[Stored entries]
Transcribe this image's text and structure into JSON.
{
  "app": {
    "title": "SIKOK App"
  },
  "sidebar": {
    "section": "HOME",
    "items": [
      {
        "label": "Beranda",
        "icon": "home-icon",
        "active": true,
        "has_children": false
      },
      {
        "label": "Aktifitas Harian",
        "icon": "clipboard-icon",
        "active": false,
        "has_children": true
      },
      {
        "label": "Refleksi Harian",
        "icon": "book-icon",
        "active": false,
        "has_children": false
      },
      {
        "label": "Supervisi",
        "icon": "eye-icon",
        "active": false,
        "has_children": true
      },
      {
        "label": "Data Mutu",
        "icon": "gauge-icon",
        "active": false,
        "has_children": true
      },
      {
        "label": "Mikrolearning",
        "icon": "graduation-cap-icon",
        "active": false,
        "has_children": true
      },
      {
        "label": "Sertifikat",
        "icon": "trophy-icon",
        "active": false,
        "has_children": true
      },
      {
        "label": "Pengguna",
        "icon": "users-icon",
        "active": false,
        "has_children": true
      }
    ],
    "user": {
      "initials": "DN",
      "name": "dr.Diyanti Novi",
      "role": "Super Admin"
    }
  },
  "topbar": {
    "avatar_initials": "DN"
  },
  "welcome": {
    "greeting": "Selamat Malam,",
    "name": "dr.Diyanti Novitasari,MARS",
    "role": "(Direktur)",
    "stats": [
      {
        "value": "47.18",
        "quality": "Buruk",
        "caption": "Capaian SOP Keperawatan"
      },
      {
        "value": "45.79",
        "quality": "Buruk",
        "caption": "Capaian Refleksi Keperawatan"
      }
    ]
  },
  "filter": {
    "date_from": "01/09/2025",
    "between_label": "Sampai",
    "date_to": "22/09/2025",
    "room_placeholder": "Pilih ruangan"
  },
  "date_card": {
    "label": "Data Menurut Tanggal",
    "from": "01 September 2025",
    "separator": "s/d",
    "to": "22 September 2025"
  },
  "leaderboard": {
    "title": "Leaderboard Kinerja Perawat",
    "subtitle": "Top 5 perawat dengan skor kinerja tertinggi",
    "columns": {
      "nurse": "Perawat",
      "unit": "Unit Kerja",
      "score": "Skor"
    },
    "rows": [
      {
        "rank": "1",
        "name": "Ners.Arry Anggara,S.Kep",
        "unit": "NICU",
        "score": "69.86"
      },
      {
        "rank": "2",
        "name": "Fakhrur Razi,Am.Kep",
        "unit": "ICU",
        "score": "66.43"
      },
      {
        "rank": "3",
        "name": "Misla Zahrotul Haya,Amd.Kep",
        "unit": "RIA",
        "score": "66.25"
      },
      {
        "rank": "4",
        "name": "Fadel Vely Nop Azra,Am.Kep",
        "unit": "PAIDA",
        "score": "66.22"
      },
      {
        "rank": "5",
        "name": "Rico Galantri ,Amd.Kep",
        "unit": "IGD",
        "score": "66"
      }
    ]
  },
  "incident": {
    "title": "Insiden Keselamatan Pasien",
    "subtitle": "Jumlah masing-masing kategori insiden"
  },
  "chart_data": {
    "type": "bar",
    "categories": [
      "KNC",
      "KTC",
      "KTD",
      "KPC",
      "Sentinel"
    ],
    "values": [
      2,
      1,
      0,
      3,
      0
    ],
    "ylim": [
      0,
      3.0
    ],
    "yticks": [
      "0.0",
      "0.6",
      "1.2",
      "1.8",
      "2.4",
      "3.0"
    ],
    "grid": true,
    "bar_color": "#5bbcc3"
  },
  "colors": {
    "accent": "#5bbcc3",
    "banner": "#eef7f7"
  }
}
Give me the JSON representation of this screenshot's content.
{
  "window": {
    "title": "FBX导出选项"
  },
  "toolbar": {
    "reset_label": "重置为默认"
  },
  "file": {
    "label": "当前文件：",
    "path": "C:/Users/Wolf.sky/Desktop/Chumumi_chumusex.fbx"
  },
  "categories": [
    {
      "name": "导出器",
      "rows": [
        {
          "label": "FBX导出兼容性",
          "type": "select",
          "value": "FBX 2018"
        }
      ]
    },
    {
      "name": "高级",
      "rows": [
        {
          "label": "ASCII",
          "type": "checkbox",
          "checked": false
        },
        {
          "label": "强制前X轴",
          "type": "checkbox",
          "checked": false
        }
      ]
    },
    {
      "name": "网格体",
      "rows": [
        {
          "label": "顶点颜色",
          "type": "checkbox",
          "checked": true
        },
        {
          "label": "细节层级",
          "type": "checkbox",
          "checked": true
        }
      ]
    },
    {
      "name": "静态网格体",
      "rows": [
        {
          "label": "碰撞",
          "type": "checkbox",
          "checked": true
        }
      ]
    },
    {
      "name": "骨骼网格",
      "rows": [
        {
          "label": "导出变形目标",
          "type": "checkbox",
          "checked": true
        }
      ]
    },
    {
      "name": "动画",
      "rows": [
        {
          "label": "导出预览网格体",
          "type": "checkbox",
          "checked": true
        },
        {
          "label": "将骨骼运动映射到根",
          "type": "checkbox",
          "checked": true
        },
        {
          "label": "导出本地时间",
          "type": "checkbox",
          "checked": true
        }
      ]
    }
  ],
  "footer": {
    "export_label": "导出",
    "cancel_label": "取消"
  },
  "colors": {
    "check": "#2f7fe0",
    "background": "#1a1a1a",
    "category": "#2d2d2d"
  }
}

**WORK TO BE COMPLETED:** Repeat the records exactly, including every line.

**WRITTEN ANSWER:**
Transcribe this image's text and structure into JSON.
{
  "app": {
    "title": "SIKOK App"
  },
  "sidebar": {
    "section": "HOME",
    "items": [
      {
        "label": "Beranda",
        "icon": "home-icon",
        "active": true,
        "has_children": false
      },
      {
        "label": "Aktifitas Harian",
        "icon": "clipboard-icon",
        "active": false,
        "has_children": true
      },
      {
        "label": "Refleksi Harian",
        "icon": "book-icon",
        "active": false,
        "has_children": false
      },
      {
        "label": "Supervisi",
        "icon": "eye-icon",
        "active": false,
        "has_children": true
      },
      {
        "label": "Data Mutu",
        "icon": "gauge-icon",
        "active": false,
        "has_children": true
      },
      {
        "label": "Mikrolearning",
        "icon": "graduation-cap-icon",
        "active": false,
        "has_children": true
      },
      {
        "label": "Sertifikat",
        "icon": "trophy-icon",
        "active": false,
        "has_children": true
      },
      {
        "label": "Pengguna",
        "icon": "users-icon",
        "active": false,
        "has_children": true
      }
    ],
    "user": {
      "initials": "DN",
      "name": "dr.Diyanti Novi",
      "role": "Super Admin"
    }
  },
  "topbar": {
    "avatar_initials": "DN"
  },
  "welcome": {
    "greeting": "Selamat Malam,",
    "name": "dr.Diyanti Novitasari,MARS",
    "role": "(Direktur)",
    "stats": [
      {
        "value": "47.18",
        "quality": "Buruk",
        "caption": "Capaian SOP Keperawatan"
      },
      {
        "value": "45.79",
        "quality": "Buruk",
        "caption": "Capaian Refleksi Keperawatan"
      }
    ]
  },
  "filter": {
    "date_from": "01/09/2025",
    "between_label": "Sampai",
    "date_to": "22/09/2025",
    "room_placeholder": "Pilih ruangan"
  },
  "date_card": {
    "label": "Data Menurut Tanggal",
    "from": "01 September 2025",
    "separator": "s/d",
    "to": "22 September 2025"
  },
  "leaderboard": {
    "title": "Leaderboard Kinerja Perawat",
    "subtitle": "Top 5 perawat dengan skor kinerja tertinggi",
    "columns": {
      "nurse": "Perawat",
      "unit": "Unit Kerja",
      "score": "Skor"
    },
    "rows": [
      {
        "rank": "1",
        "name": "Ners.Arry Anggara,S.Kep",
        "unit": "NICU",
        "score": "69.86"
      },
      {
        "rank": "2",
        "name": "Fakhrur Razi,Am.Kep",
        "unit": "ICU",
        "score": "66.43"
      },
      {
        "rank": "3",
        "name": "Misla Zahrotul Haya,Amd.Kep",
        "unit": "RIA",
        "score": "66.25"
      },
      {
        "rank": "4",
        "name": "Fadel Vely Nop Azra,Am.Kep",
        "unit": "PAIDA",
        "score": "66.22"
      },
      {
        "rank": "5",
        "name": "Rico Galantri ,Amd.Kep",
        "unit": "IGD",
        "score": "66"
      }
    ]
  },
  "incident": {
    "title": "Insiden Keselamatan Pasien",
    "subtitle": "Jumlah masing-masing kategori insiden"
  },
  "chart_data": {
    "type": "bar",
    "categories": [
      "KNC",
      "KTC",
      "KTD",
      "KPC",
      "Sentinel"
    ],
    "values": [
      2,
      1,
      0,
      3,
      0
    ],
    "ylim": [
      0,
      3.0
    ],
    "yticks": [
      "0.0",
      "0.6",
      "1.2",
      "1.8",
      "2.4",
      "3.0"
    ],
    "grid": true,
    "bar_color": "#5bbcc3"
  },
  "colors": {
    "accent": "#5bbcc3",
    "banner": "#eef7f7"
  }
}
Give me the JSON representation of this screenshot's content.
{
  "window": {
    "title": "FBX导出选项"
  },
  "toolbar": {
    "reset_label": "重置为默认"
  },
  "file": {
    "label": "当前文件：",
    "path": "C:/Users/Wolf.sky/Desktop/Chumumi_chumusex.fbx"
  },
  "categories": [
    {
      "name": "导出器",
      "rows": [
        {
          "label": "FBX导出兼容性",
          "type": "select",
          "value": "FBX 2018"
        }
      ]
    },
    {
      "name": "高级",
      "rows": [
        {
          "label": "ASCII",
          "type": "checkbox",
          "checked": false
        },
        {
          "label": "强制前X轴",
          "type": "checkbox",
          "checked": false
        }
      ]
    },
    {
      "name": "网格体",
      "rows": [
        {
          "label": "顶点颜色",
          "type": "checkbox",
          "checked": true
        },
        {
          "label": "细节层级",
          "type": "checkbox",
          "checked": true
        }
      ]
    },
    {
      "name": "静态网格体",
      "rows": [
        {
          "label": "碰撞",
          "type": "checkbox",
          "checked": true
        }
      ]
    },
    {
      "name": "骨骼网格",
      "rows": [
        {
          "label": "导出变形目标",
          "type": "checkbox",
          "checked": true
        }
      ]
    },
    {
      "name": "动画",
      "rows": [
        {
          "label": "导出预览网格体",
          "type": "checkbox",
          "checked": true
        },
        {
          "label": "将骨骼运动映射到根",
          "type": "checkbox",
          "checked": true
        },
        {
          "label": "导出本地时间",
          "type": "checkbox",
          "checked": true
        }
      ]
    }
  ],
  "footer": {
    "export_label": "导出",
    "cancel_label": "取消"
  },
  "colors": {
    "check": "#2f7fe0",
    "background": "#1a1a1a",
    "category": "#2d2d2d"
  }
}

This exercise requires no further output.